— Begin RECORD LIST —

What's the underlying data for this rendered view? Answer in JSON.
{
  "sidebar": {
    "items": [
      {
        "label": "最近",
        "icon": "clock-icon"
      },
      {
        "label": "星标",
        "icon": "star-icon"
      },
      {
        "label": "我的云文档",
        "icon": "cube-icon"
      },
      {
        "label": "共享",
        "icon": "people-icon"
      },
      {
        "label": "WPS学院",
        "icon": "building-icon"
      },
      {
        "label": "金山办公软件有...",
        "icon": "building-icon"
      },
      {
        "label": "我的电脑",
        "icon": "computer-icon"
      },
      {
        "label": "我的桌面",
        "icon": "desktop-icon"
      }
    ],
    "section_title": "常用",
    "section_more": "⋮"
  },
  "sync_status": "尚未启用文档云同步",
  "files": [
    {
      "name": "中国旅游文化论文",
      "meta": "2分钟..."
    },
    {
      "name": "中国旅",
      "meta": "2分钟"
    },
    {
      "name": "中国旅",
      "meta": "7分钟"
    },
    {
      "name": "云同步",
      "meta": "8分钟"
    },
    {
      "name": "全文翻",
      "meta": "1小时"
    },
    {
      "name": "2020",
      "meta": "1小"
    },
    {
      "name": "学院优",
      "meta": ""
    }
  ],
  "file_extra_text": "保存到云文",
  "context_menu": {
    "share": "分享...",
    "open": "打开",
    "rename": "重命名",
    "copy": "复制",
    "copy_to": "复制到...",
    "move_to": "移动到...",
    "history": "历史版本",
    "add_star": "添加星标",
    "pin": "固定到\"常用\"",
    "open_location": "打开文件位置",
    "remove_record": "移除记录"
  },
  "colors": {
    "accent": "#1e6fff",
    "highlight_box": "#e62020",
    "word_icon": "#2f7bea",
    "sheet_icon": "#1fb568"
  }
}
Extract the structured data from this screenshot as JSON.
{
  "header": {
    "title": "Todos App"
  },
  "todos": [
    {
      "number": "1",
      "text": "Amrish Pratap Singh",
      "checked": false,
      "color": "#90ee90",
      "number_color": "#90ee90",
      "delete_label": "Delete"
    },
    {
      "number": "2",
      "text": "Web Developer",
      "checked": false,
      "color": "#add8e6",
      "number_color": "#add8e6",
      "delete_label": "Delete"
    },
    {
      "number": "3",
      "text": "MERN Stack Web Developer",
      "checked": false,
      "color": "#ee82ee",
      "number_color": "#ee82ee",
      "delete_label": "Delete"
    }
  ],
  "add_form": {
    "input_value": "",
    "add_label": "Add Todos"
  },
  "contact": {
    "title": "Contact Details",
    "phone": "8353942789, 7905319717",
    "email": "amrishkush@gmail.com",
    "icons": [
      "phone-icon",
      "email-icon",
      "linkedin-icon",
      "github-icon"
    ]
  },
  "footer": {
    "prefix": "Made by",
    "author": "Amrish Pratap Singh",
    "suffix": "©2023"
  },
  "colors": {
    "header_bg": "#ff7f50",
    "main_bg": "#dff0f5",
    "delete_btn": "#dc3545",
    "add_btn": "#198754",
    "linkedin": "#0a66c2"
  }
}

— End RECORD LIST —

◆ SET PROBLEM
Read the entries and select each line where the word "Pratap" is found.

◆ REPLY TO THE TASK
      "text": "Amrish Pratap Singh",
    "author": "Amrish Pratap Singh",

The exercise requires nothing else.